* **GOAL**:
Can you output the material exactly as written, minus any pictures it holds?

Saved entries

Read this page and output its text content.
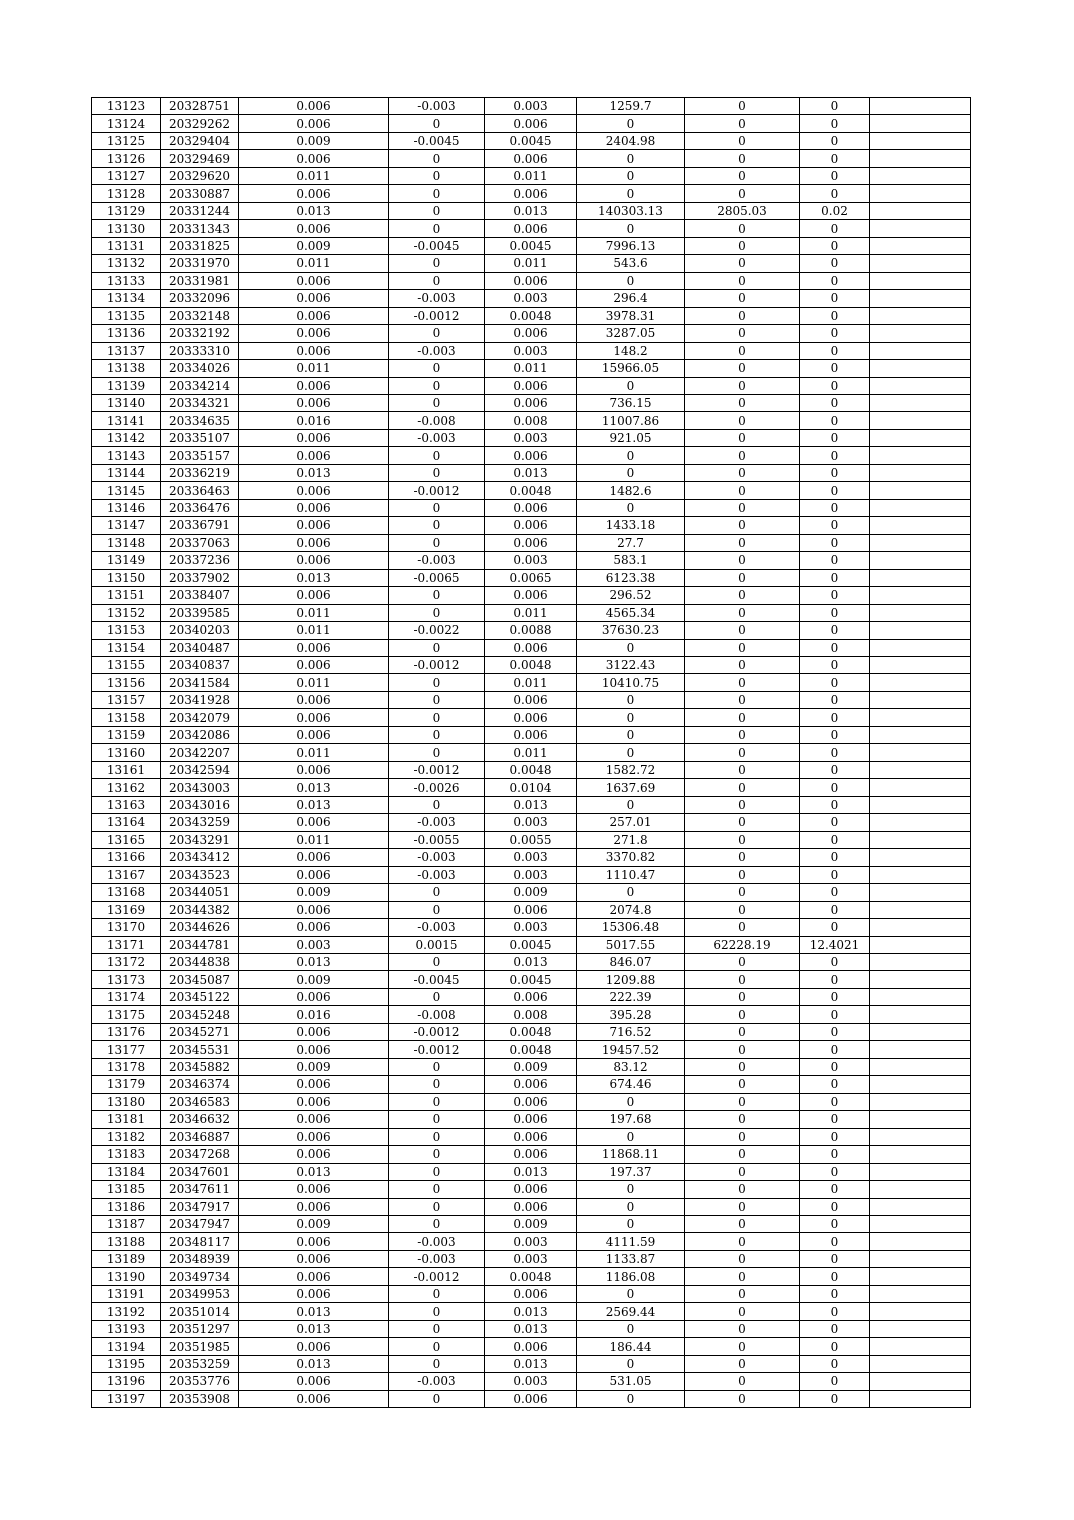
13123	20328751	0.006	-0.003	0.003	1259.7	0	0	
13124	20329262	0.006	0	0.006	0	0	0	
13125	20329404	0.009	-0.0045	0.0045	2404.98	0	0	
13126	20329469	0.006	0	0.006	0	0	0	
13127	20329620	0.011	0	0.011	0	0	0	
13128	20330887	0.006	0	0.006	0	0	0	
13129	20331244	0.013	0	0.013	140303.13	2805.03	0.02	
13130	20331343	0.006	0	0.006	0	0	0	
13131	20331825	0.009	-0.0045	0.0045	7996.13	0	0	
13132	20331970	0.011	0	0.011	543.6	0	0	
13133	20331981	0.006	0	0.006	0	0	0	
13134	20332096	0.006	-0.003	0.003	296.4	0	0	
13135	20332148	0.006	-0.0012	0.0048	3978.31	0	0	
13136	20332192	0.006	0	0.006	3287.05	0	0	
13137	20333310	0.006	-0.003	0.003	148.2	0	0	
13138	20334026	0.011	0	0.011	15966.05	0	0	
13139	20334214	0.006	0	0.006	0	0	0	
13140	20334321	0.006	0	0.006	736.15	0	0	
13141	20334635	0.016	-0.008	0.008	11007.86	0	0	
13142	20335107	0.006	-0.003	0.003	921.05	0	0	
13143	20335157	0.006	0	0.006	0	0	0	
13144	20336219	0.013	0	0.013	0	0	0	
13145	20336463	0.006	-0.0012	0.0048	1482.6	0	0	
13146	20336476	0.006	0	0.006	0	0	0	
13147	20336791	0.006	0	0.006	1433.18	0	0	
13148	20337063	0.006	0	0.006	27.7	0	0	
13149	20337236	0.006	-0.003	0.003	583.1	0	0	
13150	20337902	0.013	-0.0065	0.0065	6123.38	0	0	
13151	20338407	0.006	0	0.006	296.52	0	0	
13152	20339585	0.011	0	0.011	4565.34	0	0	
13153	20340203	0.011	-0.0022	0.0088	37630.23	0	0	
13154	20340487	0.006	0	0.006	0	0	0	
13155	20340837	0.006	-0.0012	0.0048	3122.43	0	0	
13156	20341584	0.011	0	0.011	10410.75	0	0	
13157	20341928	0.006	0	0.006	0	0	0	
13158	20342079	0.006	0	0.006	0	0	0	
13159	20342086	0.006	0	0.006	0	0	0	
13160	20342207	0.011	0	0.011	0	0	0	
13161	20342594	0.006	-0.0012	0.0048	1582.72	0	0	
13162	20343003	0.013	-0.0026	0.0104	1637.69	0	0	
13163	20343016	0.013	0	0.013	0	0	0	
13164	20343259	0.006	-0.003	0.003	257.01	0	0	
13165	20343291	0.011	-0.0055	0.0055	271.8	0	0	
13166	20343412	0.006	-0.003	0.003	3370.82	0	0	
13167	20343523	0.006	-0.003	0.003	1110.47	0	0	
13168	20344051	0.009	0	0.009	0	0	0	
13169	20344382	0.006	0	0.006	2074.8	0	0	
13170	20344626	0.006	-0.003	0.003	15306.48	0	0	
13171	20344781	0.003	0.0015	0.0045	5017.55	62228.19	12.4021	
13172	20344838	0.013	0	0.013	846.07	0	0	
13173	20345087	0.009	-0.0045	0.0045	1209.88	0	0	
13174	20345122	0.006	0	0.006	222.39	0	0	
13175	20345248	0.016	-0.008	0.008	395.28	0	0	
13176	20345271	0.006	-0.0012	0.0048	716.52	0	0	
13177	20345531	0.006	-0.0012	0.0048	19457.52	0	0	
13178	20345882	0.009	0	0.009	83.12	0	0	
13179	20346374	0.006	0	0.006	674.46	0	0	
13180	20346583	0.006	0	0.006	0	0	0	
13181	20346632	0.006	0	0.006	197.68	0	0	
13182	20346887	0.006	0	0.006	0	0	0	
13183	20347268	0.006	0	0.006	11868.11	0	0	
13184	20347601	0.013	0	0.013	197.37	0	0	
13185	20347611	0.006	0	0.006	0	0	0	
13186	20347917	0.006	0	0.006	0	0	0	
13187	20347947	0.009	0	0.009	0	0	0	
13188	20348117	0.006	-0.003	0.003	4111.59	0	0	
13189	20348939	0.006	-0.003	0.003	1133.87	0	0	
13190	20349734	0.006	-0.0012	0.0048	1186.08	0	0	
13191	20349953	0.006	0	0.006	0	0	0	
13192	20351014	0.013	0	0.013	2569.44	0	0	
13193	20351297	0.013	0	0.013	0	0	0	
13194	20351985	0.006	0	0.006	186.44	0	0	
13195	20353259	0.013	0	0.013	0	0	0	
13196	20353776	0.006	-0.003	0.003	531.05	0	0	
13197	20353908	0.006	0	0.006	0	0	0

* **SOLUTION BELOW**:
Read this page and output its text content.
13123	20328751	0.006	-0.003	0.003	1259.7	0	0	
13124	20329262	0.006	0	0.006	0	0	0	
13125	20329404	0.009	-0.0045	0.0045	2404.98	0	0	
13126	20329469	0.006	0	0.006	0	0	0	
13127	20329620	0.011	0	0.011	0	0	0	
13128	20330887	0.006	0	0.006	0	0	0	
13129	20331244	0.013	0	0.013	140303.13	2805.03	0.02	
13130	20331343	0.006	0	0.006	0	0	0	
13131	20331825	0.009	-0.0045	0.0045	7996.13	0	0	
13132	20331970	0.011	0	0.011	543.6	0	0	
13133	20331981	0.006	0	0.006	0	0	0	
13134	20332096	0.006	-0.003	0.003	296.4	0	0	
13135	20332148	0.006	-0.0012	0.0048	3978.31	0	0	
13136	20332192	0.006	0	0.006	3287.05	0	0	
13137	20333310	0.006	-0.003	0.003	148.2	0	0	
13138	20334026	0.011	0	0.011	15966.05	0	0	
13139	20334214	0.006	0	0.006	0	0	0	
13140	20334321	0.006	0	0.006	736.15	0	0	
13141	20334635	0.016	-0.008	0.008	11007.86	0	0	
13142	20335107	0.006	-0.003	0.003	921.05	0	0	
13143	20335157	0.006	0	0.006	0	0	0	
13144	20336219	0.013	0	0.013	0	0	0	
13145	20336463	0.006	-0.0012	0.0048	1482.6	0	0	
13146	20336476	0.006	0	0.006	0	0	0	
13147	20336791	0.006	0	0.006	1433.18	0	0	
13148	20337063	0.006	0	0.006	27.7	0	0	
13149	20337236	0.006	-0.003	0.003	583.1	0	0	
13150	20337902	0.013	-0.0065	0.0065	6123.38	0	0	
13151	20338407	0.006	0	0.006	296.52	0	0	
13152	20339585	0.011	0	0.011	4565.34	0	0	
13153	20340203	0.011	-0.0022	0.0088	37630.23	0	0	
13154	20340487	0.006	0	0.006	0	0	0	
13155	20340837	0.006	-0.0012	0.0048	3122.43	0	0	
13156	20341584	0.011	0	0.011	10410.75	0	0	
13157	20341928	0.006	0	0.006	0	0	0	
13158	20342079	0.006	0	0.006	0	0	0	
13159	20342086	0.006	0	0.006	0	0	0	
13160	20342207	0.011	0	0.011	0	0	0	
13161	20342594	0.006	-0.0012	0.0048	1582.72	0	0	
13162	20343003	0.013	-0.0026	0.0104	1637.69	0	0	
13163	20343016	0.013	0	0.013	0	0	0	
13164	20343259	0.006	-0.003	0.003	257.01	0	0	
13165	20343291	0.011	-0.0055	0.0055	271.8	0	0	
13166	20343412	0.006	-0.003	0.003	3370.82	0	0	
13167	20343523	0.006	-0.003	0.003	1110.47	0	0	
13168	20344051	0.009	0	0.009	0	0	0	
13169	20344382	0.006	0	0.006	2074.8	0	0	
13170	20344626	0.006	-0.003	0.003	15306.48	0	0	
13171	20344781	0.003	0.0015	0.0045	5017.55	62228.19	12.4021	
13172	20344838	0.013	0	0.013	846.07	0	0	
13173	20345087	0.009	-0.0045	0.0045	1209.88	0	0	
13174	20345122	0.006	0	0.006	222.39	0	0	
13175	20345248	0.016	-0.008	0.008	395.28	0	0	
13176	20345271	0.006	-0.0012	0.0048	716.52	0	0	
13177	20345531	0.006	-0.0012	0.0048	19457.52	0	0	
13178	20345882	0.009	0	0.009	83.12	0	0	
13179	20346374	0.006	0	0.006	674.46	0	0	
13180	20346583	0.006	0	0.006	0	0	0	
13181	20346632	0.006	0	0.006	197.68	0	0	
13182	20346887	0.006	0	0.006	0	0	0	
13183	20347268	0.006	0	0.006	11868.11	0	0	
13184	20347601	0.013	0	0.013	197.37	0	0	
13185	20347611	0.006	0	0.006	0	0	0	
13186	20347917	0.006	0	0.006	0	0	0	
13187	20347947	0.009	0	0.009	0	0	0	
13188	20348117	0.006	-0.003	0.003	4111.59	0	0	
13189	20348939	0.006	-0.003	0.003	1133.87	0	0	
13190	20349734	0.006	-0.0012	0.0048	1186.08	0	0	
13191	20349953	0.006	0	0.006	0	0	0	
13192	20351014	0.013	0	0.013	2569.44	0	0	
13193	20351297	0.013	0	0.013	0	0	0	
13194	20351985	0.006	0	0.006	186.44	0	0	
13195	20353259	0.013	0	0.013	0	0	0	
13196	20353776	0.006	-0.003	0.003	531.05	0	0	
13197	20353908	0.006	0	0.006	0	0	0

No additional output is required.